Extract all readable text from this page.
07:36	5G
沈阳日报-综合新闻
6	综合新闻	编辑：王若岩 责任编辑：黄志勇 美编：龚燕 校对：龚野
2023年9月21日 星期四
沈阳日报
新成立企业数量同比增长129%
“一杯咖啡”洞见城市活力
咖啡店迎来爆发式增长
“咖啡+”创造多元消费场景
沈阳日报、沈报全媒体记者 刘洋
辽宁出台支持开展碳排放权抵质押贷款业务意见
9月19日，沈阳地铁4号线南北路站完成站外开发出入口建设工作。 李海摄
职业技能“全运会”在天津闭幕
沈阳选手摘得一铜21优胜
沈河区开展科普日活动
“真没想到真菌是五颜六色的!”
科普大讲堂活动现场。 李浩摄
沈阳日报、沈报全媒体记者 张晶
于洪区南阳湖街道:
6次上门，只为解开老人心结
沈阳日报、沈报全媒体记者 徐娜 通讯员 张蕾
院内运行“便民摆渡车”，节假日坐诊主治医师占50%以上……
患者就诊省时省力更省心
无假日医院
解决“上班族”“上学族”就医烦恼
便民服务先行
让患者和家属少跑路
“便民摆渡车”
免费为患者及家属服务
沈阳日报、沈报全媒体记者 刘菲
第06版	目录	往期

###

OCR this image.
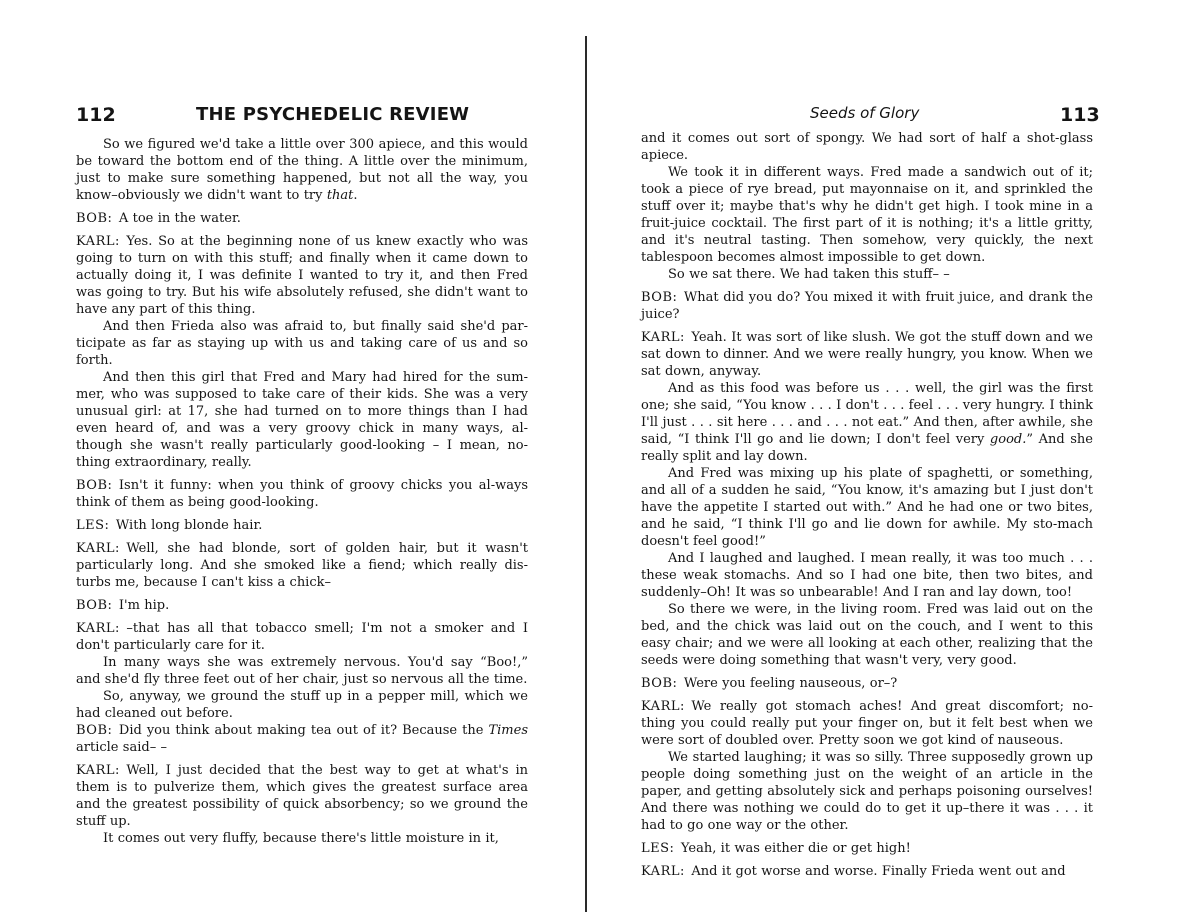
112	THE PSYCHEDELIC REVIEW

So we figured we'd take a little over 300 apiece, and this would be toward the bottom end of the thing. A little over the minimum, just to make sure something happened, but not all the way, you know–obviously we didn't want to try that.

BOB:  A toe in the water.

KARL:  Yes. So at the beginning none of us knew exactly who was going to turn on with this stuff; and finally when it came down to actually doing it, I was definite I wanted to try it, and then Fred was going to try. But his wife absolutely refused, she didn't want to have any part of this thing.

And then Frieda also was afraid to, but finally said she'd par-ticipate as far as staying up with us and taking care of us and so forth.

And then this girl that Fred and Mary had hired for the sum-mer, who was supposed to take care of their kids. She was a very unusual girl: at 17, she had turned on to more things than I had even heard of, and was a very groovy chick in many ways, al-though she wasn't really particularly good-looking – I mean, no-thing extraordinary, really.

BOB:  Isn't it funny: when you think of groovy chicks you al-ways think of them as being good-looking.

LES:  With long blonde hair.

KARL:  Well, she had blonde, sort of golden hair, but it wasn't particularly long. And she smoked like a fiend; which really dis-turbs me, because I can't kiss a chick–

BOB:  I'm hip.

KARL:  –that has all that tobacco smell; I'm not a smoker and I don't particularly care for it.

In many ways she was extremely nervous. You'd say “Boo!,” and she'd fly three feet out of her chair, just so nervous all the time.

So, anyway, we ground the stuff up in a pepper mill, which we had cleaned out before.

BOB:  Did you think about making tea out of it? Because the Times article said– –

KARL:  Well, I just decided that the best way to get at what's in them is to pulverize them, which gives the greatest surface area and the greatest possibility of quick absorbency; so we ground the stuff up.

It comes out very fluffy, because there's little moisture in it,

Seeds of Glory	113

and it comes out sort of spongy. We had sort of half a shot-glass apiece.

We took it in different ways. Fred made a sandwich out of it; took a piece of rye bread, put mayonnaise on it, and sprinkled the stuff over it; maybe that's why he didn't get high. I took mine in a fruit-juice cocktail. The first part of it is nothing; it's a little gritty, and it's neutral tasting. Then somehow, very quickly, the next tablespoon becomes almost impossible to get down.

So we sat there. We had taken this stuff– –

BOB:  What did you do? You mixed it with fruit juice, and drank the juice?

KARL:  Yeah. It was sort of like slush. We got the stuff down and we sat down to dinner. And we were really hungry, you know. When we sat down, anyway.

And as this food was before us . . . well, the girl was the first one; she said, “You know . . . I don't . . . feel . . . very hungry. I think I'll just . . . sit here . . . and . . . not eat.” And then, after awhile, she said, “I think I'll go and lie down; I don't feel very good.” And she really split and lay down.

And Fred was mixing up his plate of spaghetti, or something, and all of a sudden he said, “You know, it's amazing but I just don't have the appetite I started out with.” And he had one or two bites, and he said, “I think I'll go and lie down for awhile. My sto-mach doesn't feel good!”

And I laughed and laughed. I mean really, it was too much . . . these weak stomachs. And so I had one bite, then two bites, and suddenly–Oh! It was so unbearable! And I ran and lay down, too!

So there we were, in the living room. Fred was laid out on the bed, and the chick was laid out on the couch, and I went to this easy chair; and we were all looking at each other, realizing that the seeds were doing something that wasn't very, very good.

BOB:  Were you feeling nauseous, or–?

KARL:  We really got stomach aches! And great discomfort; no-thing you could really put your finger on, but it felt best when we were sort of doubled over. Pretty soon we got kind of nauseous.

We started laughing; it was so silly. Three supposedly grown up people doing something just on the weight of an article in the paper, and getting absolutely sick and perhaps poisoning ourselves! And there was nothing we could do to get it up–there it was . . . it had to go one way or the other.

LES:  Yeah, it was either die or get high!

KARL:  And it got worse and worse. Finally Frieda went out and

###

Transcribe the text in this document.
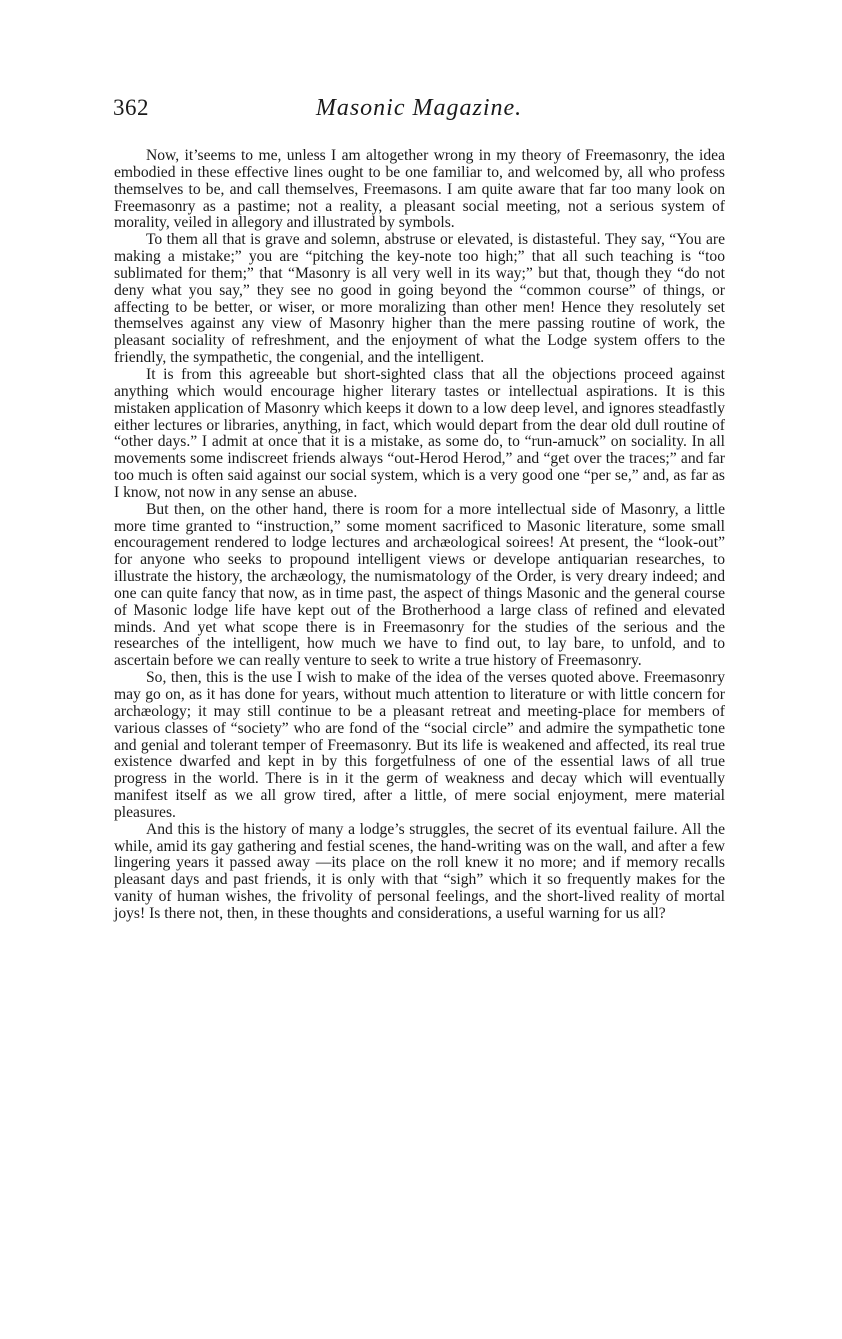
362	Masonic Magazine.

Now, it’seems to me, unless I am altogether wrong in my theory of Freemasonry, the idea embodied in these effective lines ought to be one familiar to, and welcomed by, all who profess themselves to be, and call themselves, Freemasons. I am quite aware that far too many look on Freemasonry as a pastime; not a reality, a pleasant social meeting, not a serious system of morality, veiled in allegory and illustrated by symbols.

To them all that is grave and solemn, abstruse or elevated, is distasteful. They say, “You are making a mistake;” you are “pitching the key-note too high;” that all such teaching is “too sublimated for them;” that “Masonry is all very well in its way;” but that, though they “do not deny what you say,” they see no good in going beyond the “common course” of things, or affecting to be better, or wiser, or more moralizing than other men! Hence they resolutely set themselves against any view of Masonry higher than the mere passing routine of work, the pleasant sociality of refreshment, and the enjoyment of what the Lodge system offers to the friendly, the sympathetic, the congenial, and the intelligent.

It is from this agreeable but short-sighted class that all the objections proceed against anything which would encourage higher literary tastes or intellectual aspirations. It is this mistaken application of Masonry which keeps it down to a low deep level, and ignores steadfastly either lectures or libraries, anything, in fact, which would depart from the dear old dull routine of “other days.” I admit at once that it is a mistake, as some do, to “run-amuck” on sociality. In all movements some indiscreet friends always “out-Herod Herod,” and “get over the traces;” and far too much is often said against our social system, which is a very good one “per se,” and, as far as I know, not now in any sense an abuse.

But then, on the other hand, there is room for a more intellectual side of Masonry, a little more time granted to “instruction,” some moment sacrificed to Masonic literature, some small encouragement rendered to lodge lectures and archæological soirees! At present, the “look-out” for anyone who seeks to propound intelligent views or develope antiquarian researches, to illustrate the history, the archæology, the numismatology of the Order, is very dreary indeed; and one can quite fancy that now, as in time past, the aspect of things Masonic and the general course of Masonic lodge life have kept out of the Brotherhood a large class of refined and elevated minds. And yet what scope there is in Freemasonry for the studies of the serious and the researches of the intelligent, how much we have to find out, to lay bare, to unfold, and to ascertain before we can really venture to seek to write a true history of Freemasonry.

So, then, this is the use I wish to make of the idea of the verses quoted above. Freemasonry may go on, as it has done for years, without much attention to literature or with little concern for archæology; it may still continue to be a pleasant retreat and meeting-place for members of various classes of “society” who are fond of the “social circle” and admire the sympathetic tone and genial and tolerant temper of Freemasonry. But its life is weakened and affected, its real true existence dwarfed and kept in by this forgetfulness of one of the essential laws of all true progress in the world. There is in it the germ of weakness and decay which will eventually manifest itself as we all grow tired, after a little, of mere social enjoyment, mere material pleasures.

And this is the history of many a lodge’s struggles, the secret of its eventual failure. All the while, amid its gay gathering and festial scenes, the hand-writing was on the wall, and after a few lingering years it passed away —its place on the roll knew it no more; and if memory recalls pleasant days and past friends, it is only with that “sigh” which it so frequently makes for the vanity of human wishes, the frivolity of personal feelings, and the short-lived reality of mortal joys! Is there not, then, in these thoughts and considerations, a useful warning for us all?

###

Within the listing above, work out how many lines contain the string "沈阳日报", and reply with that number only.

6